*** Text segment ***

General observations: This battalion has made great progress since receipt of orders for mobilisation and the appointment of Lieutenant-Colonel Sherlock as a Commanding Officer. No effort has been spared to push on training as much as possible. This battalion was much hampered in its progress by the transfer shortly before orders for mobilisation of some 300 Mianwalis from the 124th Baluchis: they received little or no training, their discipline was poor and they had indifferent Non-Commissioned Officers and young and inexperienced direct commissioned Indian Officers who were useless. At present standards the battalion is fit for active service.

The Battalion served as part of 7th Indian Infantry Brigade, Waziristan Force on the North West Frontier and there is a war diary covering the period between late October 1920 and February 1921. The Battalion spent the majority of its time at Tank and I have transcribed some of the war diary below. In the July 1921 Indian Army List, the Battalion was still stationed in Waziristan. While serving on the North West Frontier the Battalion’s Depot was based at Jubbulpore. The 2nd Battalion 21st Punjabis was disbanded on 1 April 1922.

*** Data under study ***

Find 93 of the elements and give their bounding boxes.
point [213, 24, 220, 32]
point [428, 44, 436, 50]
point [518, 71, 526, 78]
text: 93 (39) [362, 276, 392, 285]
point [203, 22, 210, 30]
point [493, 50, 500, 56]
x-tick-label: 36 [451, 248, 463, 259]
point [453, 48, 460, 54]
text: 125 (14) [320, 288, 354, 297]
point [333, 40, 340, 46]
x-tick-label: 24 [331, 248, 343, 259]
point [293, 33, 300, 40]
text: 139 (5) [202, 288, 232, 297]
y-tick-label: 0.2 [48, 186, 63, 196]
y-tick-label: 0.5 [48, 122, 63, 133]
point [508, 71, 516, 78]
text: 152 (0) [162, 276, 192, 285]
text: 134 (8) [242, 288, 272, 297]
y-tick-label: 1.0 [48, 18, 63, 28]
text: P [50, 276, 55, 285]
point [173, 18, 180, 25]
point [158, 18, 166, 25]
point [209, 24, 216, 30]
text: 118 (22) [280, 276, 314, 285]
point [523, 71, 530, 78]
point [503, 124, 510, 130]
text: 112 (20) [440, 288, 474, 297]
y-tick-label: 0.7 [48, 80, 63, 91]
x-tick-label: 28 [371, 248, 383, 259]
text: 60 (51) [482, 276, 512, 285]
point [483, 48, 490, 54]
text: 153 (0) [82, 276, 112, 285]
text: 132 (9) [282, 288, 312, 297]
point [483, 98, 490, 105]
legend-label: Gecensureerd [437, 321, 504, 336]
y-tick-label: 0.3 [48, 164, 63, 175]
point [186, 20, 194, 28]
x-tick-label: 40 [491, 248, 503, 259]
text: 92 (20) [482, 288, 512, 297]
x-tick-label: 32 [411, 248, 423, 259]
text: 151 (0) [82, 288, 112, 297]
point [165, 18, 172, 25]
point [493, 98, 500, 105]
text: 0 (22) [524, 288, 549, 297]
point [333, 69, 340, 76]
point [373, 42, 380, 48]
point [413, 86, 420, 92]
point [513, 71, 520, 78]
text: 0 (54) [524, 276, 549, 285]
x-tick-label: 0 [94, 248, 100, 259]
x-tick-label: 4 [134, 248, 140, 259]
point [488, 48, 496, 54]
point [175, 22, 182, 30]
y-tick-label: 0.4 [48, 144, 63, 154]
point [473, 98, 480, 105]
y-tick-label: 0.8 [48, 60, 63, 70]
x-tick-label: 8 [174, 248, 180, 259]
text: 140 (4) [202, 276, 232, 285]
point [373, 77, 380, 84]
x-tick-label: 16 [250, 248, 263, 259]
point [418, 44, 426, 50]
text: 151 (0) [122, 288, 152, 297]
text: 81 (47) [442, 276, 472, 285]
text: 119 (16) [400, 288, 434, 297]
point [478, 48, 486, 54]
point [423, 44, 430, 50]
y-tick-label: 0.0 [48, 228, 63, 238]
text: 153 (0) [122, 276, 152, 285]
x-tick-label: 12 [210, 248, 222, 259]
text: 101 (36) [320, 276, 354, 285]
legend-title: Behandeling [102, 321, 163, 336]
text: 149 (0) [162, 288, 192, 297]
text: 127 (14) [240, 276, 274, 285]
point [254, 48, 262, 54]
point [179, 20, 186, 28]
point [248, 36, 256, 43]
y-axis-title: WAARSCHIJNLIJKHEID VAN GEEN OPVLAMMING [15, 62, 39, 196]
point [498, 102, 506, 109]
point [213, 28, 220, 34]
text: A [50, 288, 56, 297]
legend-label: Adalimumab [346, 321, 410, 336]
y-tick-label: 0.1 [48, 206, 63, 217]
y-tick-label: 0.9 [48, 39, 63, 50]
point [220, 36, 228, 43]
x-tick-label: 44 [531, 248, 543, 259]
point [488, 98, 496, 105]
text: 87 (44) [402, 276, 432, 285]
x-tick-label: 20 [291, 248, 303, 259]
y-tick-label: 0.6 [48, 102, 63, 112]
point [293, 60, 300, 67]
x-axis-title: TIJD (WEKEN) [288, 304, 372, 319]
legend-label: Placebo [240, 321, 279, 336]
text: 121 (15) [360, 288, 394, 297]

***

## Exercise tasks
**a)** Please list every place named in the battalion history above.
**b)** Write the next part of the battalion history, picking up after its last sentence.

## Solved tasks
**a)** North West Frontier, Tank, Waziristan, Jubbulpore

**b)**
War Diary of the 2nd Battalion 21st Punjabis

There is only one war diary for the Battalion which hasn’t been digitized and can only be viewed at the National Archives. I have a copy of the war diary and have transcribed some entries below.

  • Date: 29 October 1920 – 28 February 1921
  • 7th Indian Infantry Brigade, Waziristan Force
  • Reference: WO 95/5399
  • Notes: The only war diary for the 2nd Battalion 21st Punjabis contains good information regarding the Battalion’s activities on the North West Frontier. British officers are mentioned throughout.

Further Sources for the 2nd Battalion 21st Punjabis

For information concerning British and Indian officer who served with the 2nd Battalion 21st Punjabis, the Indian Army List should be consulted. The confidential reports of the Battalion can be seen at the British Library: Confidential Reports on Regiments etc. These confidential reports also contain the annual reports of the British officers serving with the Battalion.

Extracts from War Diary of the 2nd Battalion 21st Punjabis

29 October 1920 – 28 February 1921, Waziristan Force, WO 95/5399

02-03 November 1920 – Tank – Night – Intermittent firing of shots and very lights.

05 – 06 November 1920 – Tank – Night – Alarm sounded 21.45 hours. Considerable firing, Very lights but few shots. “No parade” sounded 22.45 hours.

19 November 1920 – Tank – Night – No operations. Work on defences continued. Alarm sounded 21.45 hours. Sleeping in guards assembled in alarm stations and remainder in quarter guard. 22.15 hours “all clear sounded”.

06 December 1920 – Tank – No operations. No 5048 Sepoy Kirpa Ram “D” Company accidentally shot 08.15 hours. Died before reaching hospital. Salvaging of wire around Constabulary Fort continued. Major J. S. Nichols MC handed over command of Tank. All work at aerodrome finished.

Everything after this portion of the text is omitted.